Problem statement →
Each line containing the word "this" must be reported.
— Start of Given records —
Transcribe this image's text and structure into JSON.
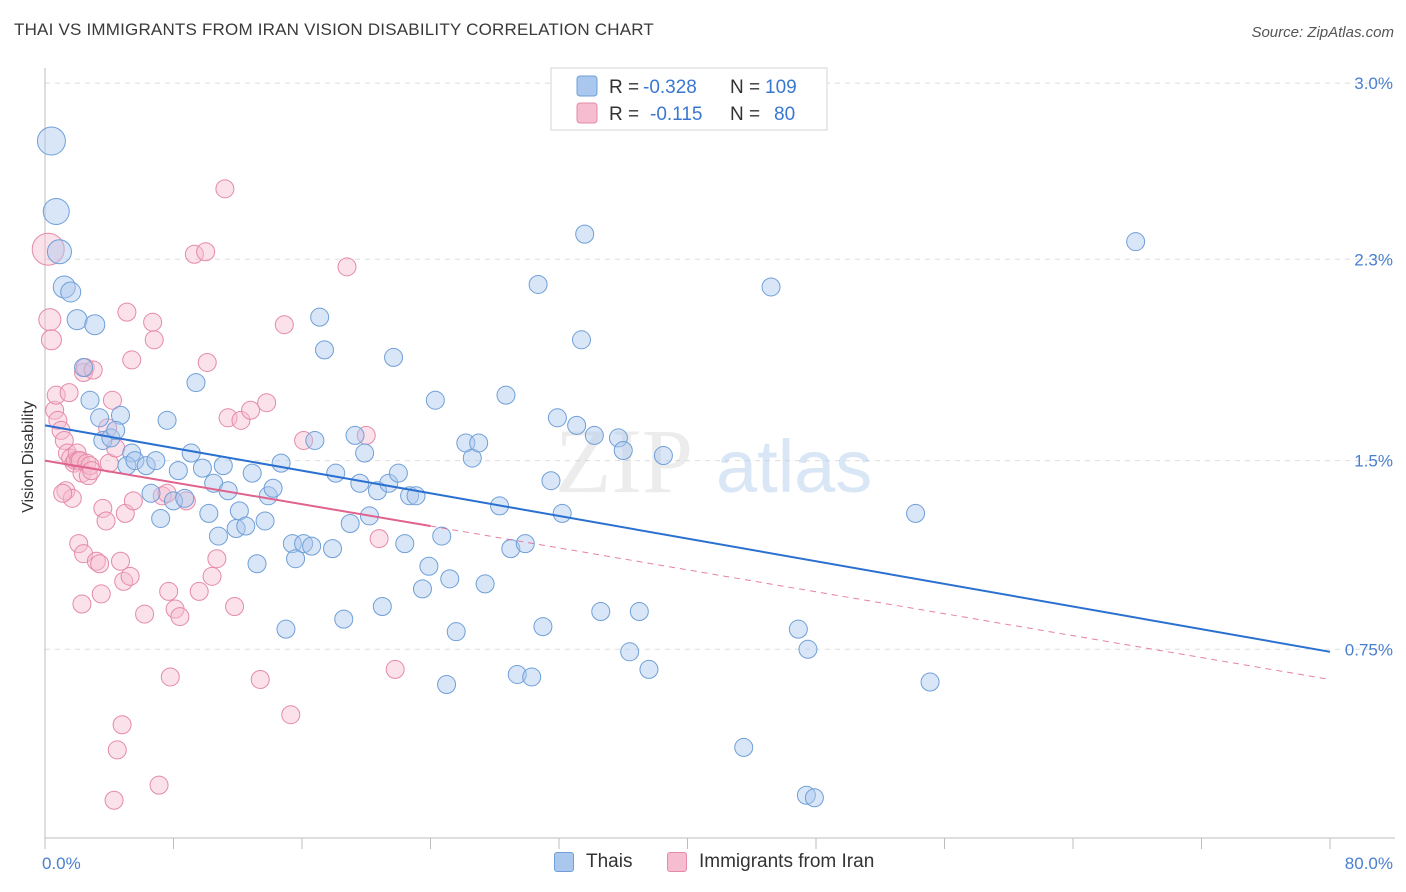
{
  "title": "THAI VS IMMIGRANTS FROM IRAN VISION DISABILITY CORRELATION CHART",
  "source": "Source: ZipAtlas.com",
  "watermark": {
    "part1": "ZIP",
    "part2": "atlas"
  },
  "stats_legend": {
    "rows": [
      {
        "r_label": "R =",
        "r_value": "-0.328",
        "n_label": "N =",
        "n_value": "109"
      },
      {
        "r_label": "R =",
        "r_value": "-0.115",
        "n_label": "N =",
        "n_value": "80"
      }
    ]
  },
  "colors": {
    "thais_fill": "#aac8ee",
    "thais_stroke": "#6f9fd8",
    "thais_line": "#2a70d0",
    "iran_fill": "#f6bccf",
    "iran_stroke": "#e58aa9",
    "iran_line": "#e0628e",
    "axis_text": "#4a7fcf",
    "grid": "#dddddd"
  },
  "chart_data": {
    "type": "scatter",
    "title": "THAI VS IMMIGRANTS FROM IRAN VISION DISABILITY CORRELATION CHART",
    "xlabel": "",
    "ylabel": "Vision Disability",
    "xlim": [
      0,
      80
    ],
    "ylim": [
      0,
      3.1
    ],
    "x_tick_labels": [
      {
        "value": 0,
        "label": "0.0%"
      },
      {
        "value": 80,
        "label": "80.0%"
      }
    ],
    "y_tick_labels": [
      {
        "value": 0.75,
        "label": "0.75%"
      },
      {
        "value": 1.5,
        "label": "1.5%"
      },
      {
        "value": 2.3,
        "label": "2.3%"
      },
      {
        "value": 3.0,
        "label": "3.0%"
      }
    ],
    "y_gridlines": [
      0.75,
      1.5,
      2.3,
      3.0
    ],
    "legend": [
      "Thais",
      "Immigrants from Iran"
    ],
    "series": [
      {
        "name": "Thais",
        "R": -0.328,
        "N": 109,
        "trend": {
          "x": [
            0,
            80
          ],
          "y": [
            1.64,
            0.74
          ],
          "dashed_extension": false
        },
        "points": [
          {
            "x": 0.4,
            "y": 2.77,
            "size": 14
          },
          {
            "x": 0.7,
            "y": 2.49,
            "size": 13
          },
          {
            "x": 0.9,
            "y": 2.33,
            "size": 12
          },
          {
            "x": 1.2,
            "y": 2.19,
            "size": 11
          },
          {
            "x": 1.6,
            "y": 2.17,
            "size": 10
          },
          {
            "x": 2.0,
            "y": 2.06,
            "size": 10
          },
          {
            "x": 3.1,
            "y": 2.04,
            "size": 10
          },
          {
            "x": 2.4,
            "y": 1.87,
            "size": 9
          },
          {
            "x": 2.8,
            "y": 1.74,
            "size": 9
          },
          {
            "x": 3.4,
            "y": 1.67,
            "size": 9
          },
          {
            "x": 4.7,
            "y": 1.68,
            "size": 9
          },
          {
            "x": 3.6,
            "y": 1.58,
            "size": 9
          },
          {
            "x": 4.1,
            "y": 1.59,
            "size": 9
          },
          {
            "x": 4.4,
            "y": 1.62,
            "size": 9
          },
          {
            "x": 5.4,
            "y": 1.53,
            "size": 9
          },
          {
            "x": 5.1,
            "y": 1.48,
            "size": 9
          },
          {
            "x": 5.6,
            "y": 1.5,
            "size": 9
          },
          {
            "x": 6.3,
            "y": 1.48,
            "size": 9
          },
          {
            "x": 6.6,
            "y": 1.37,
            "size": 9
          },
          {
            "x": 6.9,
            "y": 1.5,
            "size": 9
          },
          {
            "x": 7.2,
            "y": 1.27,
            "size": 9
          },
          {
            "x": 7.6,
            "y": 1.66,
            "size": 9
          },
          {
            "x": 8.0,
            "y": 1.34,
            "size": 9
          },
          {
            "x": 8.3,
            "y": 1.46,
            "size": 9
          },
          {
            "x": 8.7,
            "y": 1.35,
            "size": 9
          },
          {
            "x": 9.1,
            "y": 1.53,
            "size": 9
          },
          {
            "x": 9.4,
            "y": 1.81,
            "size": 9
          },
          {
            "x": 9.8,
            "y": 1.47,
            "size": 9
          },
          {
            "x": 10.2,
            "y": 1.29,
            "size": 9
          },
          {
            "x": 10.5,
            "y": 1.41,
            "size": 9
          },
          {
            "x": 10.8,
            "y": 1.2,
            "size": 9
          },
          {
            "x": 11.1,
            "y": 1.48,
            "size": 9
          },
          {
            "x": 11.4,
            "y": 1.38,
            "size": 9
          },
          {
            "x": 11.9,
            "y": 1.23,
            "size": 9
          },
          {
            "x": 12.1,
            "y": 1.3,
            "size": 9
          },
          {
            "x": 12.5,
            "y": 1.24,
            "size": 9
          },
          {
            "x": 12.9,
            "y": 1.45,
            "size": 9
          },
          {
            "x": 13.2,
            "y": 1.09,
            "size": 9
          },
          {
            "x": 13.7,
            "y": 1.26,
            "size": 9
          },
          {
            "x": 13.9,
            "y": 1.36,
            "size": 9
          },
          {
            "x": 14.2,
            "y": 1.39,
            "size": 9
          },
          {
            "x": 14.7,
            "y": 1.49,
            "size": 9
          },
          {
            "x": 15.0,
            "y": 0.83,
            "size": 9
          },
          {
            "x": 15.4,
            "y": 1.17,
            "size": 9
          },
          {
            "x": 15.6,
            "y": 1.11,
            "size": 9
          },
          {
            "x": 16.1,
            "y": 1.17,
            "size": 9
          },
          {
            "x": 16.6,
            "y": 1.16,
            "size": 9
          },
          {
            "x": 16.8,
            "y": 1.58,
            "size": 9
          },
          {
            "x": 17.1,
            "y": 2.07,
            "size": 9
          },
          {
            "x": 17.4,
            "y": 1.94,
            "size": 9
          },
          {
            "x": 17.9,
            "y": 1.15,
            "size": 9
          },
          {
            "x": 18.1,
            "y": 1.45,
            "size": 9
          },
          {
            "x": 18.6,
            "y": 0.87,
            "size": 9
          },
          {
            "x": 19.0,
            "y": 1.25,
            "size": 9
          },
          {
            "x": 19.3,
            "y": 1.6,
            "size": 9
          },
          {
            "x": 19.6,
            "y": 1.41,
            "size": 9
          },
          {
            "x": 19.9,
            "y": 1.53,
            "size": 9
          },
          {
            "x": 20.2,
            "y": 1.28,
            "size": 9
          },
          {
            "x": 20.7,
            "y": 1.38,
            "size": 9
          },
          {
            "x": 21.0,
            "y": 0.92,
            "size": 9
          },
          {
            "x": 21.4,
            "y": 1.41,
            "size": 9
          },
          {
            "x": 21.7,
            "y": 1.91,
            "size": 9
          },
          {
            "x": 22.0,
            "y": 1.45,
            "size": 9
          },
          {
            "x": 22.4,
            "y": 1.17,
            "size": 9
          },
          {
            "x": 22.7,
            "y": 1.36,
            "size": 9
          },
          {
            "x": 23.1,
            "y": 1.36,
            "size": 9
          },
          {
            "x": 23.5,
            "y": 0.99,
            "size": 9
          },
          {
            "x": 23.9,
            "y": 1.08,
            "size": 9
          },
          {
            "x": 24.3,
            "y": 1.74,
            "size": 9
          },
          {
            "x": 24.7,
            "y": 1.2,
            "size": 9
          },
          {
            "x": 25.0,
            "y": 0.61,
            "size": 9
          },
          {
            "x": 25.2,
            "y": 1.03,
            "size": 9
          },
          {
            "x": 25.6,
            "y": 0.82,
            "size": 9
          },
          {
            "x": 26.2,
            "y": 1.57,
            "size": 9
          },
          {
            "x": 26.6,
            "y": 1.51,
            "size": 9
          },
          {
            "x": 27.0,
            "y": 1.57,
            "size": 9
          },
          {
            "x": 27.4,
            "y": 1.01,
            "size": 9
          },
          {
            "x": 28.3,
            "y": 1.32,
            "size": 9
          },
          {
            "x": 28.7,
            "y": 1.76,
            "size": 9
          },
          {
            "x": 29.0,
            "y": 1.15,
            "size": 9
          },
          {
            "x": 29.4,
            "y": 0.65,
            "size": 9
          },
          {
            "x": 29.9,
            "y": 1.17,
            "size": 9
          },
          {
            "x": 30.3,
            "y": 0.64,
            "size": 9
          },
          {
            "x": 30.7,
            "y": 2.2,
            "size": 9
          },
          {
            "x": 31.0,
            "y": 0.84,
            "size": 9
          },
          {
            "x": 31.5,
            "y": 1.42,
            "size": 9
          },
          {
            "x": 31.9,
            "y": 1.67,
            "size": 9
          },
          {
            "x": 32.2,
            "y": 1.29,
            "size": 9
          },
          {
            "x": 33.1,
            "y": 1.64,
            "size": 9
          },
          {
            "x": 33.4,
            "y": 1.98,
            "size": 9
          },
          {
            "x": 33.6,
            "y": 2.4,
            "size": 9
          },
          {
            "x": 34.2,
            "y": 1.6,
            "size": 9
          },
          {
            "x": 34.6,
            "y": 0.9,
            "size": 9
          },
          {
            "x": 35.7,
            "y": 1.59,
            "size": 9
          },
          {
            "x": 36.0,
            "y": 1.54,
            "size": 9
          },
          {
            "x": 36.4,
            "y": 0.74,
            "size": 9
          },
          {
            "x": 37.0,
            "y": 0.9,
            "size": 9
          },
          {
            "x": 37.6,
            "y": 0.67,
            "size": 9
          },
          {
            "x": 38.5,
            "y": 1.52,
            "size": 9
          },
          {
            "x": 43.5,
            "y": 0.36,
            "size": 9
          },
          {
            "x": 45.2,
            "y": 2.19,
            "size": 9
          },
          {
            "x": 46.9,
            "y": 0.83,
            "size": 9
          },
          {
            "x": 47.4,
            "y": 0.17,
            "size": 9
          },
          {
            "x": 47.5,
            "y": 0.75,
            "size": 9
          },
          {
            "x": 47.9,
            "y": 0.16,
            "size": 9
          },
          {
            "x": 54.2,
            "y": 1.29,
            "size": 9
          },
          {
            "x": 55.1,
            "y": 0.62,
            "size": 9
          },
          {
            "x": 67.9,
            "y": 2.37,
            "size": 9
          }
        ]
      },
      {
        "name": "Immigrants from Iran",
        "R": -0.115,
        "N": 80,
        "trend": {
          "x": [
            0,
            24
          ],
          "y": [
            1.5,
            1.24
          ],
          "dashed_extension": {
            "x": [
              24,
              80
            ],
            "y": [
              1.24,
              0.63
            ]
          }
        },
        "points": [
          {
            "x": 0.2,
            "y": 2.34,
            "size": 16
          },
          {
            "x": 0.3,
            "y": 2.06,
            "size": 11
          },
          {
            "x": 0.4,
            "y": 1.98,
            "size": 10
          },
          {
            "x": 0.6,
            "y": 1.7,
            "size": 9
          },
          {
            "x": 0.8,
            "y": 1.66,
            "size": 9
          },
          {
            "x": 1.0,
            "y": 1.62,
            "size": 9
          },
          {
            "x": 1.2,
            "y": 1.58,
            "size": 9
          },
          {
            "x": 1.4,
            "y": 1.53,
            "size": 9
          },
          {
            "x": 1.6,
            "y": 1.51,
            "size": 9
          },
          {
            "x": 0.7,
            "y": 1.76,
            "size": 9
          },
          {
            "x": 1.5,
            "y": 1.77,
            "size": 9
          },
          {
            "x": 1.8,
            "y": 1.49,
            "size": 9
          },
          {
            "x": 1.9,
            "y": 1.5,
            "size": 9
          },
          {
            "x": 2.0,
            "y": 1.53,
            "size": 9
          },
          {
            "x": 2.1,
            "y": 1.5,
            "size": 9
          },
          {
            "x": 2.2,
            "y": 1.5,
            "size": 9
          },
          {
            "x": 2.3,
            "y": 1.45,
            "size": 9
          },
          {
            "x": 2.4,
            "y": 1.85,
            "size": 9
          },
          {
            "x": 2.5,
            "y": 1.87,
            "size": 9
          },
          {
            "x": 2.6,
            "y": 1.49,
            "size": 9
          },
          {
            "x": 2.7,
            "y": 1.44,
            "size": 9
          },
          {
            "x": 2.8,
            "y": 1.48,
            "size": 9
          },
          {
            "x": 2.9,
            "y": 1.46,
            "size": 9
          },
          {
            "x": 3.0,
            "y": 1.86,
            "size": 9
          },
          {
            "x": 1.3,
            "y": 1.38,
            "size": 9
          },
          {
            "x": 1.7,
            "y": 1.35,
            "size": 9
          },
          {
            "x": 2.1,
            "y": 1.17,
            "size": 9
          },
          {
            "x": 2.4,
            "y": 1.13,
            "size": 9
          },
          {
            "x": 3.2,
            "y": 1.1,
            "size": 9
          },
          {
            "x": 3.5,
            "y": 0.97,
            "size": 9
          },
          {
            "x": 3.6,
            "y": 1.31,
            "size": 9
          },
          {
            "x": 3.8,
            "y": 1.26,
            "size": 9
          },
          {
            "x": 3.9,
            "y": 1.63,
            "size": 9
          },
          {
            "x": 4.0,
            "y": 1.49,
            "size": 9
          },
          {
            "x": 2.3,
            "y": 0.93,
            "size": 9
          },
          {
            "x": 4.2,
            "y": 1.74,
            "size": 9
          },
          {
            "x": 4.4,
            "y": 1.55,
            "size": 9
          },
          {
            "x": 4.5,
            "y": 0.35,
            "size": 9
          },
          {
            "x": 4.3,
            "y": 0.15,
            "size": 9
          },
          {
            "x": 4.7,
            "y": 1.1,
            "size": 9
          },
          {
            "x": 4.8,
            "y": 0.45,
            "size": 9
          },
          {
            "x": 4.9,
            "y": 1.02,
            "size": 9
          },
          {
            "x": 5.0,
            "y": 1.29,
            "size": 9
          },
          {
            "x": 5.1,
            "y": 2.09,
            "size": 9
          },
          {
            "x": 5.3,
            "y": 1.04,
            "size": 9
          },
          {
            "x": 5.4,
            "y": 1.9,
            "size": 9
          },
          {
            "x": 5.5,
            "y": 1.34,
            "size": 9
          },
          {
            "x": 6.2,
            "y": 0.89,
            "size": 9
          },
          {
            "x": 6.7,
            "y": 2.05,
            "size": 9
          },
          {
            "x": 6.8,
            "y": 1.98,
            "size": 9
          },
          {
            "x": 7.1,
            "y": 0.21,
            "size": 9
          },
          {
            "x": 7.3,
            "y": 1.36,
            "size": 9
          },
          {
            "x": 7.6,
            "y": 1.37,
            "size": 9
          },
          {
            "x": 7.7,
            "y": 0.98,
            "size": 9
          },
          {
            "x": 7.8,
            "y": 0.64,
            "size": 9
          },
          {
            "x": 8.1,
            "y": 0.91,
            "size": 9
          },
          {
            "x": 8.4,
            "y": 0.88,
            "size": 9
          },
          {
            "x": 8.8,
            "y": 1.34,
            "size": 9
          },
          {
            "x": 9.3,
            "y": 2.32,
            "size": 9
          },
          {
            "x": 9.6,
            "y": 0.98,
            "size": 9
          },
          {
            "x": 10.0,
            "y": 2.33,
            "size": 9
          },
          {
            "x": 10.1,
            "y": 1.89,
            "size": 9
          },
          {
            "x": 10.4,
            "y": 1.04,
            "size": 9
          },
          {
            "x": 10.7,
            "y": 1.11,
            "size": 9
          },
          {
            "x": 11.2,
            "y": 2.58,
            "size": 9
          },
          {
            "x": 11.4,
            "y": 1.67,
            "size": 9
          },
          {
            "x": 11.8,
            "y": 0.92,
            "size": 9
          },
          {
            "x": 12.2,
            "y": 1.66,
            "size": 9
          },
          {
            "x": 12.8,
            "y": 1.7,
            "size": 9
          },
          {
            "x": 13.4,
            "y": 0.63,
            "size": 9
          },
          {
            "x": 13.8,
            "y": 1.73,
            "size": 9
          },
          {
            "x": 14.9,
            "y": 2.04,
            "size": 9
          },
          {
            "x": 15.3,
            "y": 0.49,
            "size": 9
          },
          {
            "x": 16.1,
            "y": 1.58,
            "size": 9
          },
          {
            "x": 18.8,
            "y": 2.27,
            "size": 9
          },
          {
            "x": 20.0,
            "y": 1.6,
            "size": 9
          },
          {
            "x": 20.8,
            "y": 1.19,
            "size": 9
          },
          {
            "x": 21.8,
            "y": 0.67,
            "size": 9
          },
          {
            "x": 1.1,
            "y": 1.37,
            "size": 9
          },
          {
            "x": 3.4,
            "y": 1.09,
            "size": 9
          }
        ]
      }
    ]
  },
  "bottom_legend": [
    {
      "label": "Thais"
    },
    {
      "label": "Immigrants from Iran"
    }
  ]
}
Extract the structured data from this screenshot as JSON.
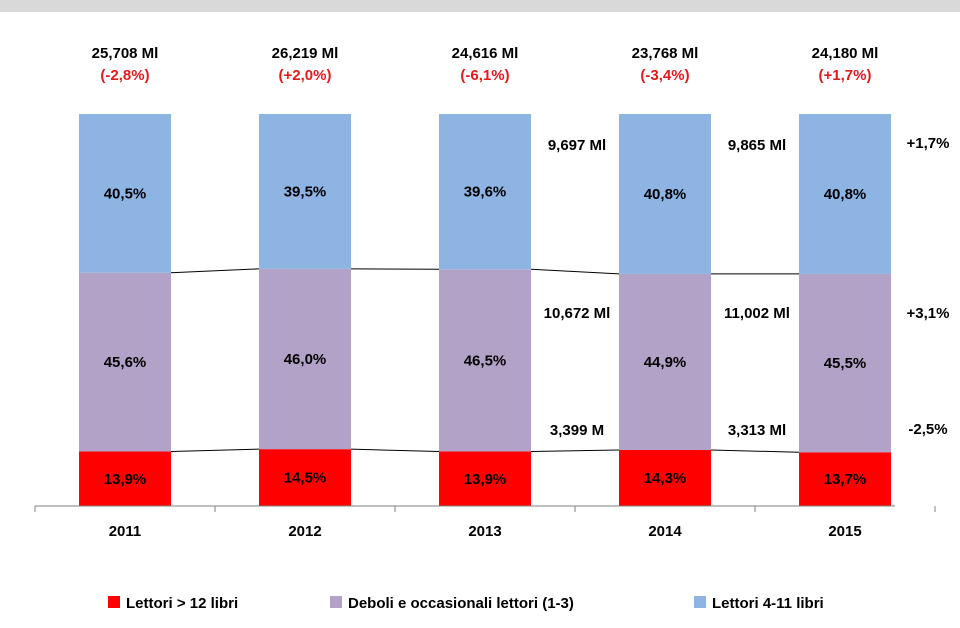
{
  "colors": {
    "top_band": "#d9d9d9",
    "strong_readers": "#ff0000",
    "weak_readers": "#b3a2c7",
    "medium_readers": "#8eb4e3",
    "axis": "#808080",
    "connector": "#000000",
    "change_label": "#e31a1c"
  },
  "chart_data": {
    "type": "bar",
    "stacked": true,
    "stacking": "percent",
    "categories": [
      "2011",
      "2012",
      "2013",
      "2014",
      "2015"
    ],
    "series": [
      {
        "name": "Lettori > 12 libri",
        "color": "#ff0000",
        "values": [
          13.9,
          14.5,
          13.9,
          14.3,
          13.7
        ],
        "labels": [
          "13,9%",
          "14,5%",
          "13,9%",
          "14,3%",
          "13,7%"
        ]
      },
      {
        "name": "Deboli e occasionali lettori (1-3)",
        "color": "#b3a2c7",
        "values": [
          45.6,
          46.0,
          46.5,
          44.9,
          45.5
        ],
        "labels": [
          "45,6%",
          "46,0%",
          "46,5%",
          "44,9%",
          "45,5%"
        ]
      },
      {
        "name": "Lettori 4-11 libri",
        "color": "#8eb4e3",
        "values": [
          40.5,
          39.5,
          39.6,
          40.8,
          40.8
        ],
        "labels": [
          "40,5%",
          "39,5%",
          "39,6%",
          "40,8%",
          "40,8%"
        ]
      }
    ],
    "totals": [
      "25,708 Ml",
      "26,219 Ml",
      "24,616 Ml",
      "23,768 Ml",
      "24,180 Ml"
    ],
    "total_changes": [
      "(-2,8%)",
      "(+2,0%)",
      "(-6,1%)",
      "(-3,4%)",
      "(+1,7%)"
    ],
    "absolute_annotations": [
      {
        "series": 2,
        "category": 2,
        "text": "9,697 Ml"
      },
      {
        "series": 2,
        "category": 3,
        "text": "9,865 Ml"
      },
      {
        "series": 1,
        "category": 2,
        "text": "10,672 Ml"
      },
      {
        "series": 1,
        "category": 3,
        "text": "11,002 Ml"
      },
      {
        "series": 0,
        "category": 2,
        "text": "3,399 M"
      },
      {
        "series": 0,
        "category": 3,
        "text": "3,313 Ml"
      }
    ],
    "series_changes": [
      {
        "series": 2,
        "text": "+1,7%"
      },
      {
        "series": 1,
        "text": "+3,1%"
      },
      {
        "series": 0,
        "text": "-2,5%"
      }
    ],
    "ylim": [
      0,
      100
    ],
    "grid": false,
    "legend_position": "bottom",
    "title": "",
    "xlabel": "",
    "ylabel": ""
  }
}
— End of Given records —
Finished answer →
Transcribe this image's text and structure into JSON.
Extract the structured data from this screenshot as JSON.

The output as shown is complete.